RECORD LIST
╭──

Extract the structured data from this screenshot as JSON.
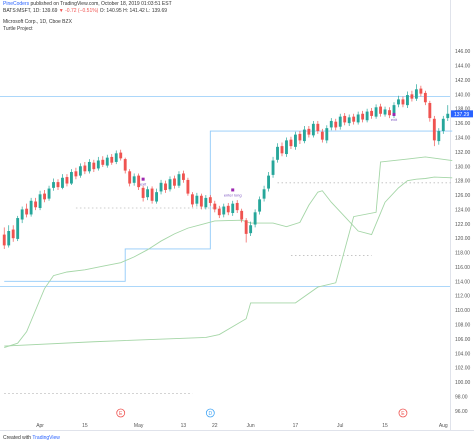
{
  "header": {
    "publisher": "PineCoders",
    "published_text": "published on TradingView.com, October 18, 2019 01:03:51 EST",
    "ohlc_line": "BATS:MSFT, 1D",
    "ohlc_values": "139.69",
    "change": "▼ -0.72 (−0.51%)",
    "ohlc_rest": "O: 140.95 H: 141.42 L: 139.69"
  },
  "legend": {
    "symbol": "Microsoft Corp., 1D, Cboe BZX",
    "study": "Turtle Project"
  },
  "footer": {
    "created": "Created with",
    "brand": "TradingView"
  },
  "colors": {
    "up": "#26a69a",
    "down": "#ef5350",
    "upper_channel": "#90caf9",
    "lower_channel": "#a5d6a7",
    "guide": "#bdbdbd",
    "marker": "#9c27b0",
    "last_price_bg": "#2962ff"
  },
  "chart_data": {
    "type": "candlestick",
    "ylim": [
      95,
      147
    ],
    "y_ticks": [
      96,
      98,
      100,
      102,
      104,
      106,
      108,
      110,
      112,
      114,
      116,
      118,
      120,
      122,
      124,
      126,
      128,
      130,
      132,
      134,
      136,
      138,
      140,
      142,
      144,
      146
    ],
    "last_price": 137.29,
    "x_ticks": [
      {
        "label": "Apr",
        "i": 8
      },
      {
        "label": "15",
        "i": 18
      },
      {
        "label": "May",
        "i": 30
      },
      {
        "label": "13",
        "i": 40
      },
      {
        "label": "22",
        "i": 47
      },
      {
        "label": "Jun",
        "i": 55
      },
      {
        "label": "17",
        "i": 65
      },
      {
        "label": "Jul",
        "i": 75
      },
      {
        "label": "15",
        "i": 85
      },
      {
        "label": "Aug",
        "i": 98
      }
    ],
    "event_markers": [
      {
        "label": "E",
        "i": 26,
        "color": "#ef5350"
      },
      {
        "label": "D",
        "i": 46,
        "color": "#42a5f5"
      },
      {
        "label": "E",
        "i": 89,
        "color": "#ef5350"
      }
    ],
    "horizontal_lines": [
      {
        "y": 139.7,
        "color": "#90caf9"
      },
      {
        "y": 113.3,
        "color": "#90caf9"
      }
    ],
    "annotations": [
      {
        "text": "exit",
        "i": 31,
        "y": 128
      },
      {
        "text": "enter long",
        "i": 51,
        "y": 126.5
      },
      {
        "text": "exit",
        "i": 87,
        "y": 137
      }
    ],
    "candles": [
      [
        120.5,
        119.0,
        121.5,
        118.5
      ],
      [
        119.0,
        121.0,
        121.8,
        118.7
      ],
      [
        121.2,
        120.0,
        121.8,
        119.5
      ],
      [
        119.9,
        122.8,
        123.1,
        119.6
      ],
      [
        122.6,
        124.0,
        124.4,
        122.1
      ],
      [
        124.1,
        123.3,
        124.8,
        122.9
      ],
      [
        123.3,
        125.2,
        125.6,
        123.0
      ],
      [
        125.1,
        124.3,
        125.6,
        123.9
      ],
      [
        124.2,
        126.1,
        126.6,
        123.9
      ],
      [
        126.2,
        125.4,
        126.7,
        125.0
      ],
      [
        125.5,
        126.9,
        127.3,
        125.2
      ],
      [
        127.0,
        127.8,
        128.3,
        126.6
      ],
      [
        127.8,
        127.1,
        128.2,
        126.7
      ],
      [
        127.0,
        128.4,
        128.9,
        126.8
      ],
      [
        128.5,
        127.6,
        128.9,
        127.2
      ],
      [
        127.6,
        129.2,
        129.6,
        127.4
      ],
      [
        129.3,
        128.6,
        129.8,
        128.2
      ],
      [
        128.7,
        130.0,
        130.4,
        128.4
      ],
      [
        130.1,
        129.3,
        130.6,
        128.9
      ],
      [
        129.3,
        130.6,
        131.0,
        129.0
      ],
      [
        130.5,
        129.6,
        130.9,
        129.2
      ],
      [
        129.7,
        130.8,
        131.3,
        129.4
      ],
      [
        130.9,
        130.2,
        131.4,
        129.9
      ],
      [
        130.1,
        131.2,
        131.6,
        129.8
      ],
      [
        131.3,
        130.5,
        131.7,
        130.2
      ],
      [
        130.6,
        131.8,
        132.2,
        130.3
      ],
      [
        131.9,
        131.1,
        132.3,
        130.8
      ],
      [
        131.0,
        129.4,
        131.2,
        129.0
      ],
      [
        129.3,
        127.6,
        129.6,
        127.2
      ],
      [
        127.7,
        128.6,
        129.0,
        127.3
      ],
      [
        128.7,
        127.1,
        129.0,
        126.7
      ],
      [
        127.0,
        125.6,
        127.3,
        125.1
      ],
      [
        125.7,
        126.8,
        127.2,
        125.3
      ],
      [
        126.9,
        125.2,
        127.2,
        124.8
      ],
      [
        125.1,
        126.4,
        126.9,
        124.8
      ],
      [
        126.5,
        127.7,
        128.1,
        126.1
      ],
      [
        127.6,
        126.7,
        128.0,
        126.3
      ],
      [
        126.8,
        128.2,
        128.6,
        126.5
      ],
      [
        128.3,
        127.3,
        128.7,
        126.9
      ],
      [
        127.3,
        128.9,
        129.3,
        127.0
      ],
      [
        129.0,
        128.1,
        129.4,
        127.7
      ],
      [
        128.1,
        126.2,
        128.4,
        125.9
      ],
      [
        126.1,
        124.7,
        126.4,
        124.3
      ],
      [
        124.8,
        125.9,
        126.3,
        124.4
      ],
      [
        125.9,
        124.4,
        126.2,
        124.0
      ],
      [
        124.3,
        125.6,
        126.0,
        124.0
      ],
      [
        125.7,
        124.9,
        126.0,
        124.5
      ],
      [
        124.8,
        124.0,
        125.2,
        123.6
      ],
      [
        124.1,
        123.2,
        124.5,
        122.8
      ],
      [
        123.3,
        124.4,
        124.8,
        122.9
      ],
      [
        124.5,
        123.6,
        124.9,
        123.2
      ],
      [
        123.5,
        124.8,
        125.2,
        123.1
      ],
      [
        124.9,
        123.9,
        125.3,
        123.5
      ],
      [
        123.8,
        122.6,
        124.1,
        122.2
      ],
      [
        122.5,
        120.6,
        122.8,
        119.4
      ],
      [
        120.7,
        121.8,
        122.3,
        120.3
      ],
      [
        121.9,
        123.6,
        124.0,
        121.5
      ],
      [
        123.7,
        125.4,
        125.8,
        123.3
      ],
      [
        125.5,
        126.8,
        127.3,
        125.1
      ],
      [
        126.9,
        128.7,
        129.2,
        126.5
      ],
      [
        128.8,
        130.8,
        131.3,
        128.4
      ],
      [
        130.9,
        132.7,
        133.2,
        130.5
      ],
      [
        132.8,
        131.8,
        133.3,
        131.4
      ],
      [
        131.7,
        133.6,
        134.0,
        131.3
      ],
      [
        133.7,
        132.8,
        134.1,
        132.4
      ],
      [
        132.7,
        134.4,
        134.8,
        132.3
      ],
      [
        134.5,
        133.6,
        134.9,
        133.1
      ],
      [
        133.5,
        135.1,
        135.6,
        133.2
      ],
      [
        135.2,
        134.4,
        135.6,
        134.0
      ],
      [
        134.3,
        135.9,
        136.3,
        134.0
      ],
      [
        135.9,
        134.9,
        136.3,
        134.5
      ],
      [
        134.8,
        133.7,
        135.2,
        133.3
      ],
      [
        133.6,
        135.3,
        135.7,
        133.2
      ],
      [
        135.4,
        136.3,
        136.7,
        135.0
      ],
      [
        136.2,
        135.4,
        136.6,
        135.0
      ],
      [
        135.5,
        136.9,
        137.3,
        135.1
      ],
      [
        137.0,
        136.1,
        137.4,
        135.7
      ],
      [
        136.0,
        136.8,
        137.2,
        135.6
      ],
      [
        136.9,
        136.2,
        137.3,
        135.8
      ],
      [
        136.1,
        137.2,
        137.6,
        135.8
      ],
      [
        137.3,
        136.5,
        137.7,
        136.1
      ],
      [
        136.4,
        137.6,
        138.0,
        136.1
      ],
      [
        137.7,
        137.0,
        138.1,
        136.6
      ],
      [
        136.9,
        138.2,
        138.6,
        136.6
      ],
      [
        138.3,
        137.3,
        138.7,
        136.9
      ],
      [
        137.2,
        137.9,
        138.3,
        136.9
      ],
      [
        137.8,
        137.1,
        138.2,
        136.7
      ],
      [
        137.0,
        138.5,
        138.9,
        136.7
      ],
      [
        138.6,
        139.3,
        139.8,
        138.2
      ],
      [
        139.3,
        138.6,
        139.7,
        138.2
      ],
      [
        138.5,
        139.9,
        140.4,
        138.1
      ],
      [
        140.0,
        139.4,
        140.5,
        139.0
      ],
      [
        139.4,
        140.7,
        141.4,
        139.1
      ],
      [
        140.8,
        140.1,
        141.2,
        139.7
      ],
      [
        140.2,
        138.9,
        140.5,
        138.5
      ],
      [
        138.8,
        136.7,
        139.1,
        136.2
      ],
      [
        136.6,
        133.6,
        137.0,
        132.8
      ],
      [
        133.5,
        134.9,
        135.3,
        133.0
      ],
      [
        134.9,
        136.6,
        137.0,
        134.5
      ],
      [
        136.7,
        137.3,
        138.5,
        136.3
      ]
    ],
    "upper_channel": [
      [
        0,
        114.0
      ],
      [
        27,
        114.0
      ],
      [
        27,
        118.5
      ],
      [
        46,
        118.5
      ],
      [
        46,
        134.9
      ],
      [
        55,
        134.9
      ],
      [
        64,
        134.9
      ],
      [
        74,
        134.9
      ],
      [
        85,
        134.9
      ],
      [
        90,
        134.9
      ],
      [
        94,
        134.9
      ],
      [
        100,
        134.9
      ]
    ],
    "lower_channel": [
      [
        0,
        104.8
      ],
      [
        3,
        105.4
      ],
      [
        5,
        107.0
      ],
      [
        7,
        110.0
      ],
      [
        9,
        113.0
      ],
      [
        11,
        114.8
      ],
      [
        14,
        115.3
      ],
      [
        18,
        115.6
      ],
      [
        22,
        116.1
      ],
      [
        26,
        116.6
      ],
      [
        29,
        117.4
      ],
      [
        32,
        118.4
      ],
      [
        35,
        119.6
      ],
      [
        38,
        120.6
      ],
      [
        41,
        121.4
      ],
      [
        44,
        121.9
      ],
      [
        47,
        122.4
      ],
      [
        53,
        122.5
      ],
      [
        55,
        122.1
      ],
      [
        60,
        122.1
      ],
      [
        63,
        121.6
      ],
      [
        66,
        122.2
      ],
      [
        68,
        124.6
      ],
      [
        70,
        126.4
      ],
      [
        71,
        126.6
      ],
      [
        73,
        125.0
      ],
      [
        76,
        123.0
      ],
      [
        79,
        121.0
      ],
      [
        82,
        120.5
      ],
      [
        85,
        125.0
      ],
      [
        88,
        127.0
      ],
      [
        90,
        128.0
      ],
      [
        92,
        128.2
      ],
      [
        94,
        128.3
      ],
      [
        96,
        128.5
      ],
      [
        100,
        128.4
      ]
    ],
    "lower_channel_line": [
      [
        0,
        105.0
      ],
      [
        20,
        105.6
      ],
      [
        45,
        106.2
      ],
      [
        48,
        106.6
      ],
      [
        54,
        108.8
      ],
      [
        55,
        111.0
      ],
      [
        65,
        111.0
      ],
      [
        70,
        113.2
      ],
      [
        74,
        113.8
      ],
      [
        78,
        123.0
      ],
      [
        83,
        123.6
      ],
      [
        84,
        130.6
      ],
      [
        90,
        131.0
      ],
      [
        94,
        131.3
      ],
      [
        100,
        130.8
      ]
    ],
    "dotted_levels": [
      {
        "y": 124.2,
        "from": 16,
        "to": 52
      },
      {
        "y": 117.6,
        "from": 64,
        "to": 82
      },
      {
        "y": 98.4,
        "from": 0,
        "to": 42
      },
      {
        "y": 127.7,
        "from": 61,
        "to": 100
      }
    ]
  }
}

╰──

WHAT IS REQUIRED
Determine how many lines in the listing above hold the string "from", then write only the number.

RESPONSE BELOW
5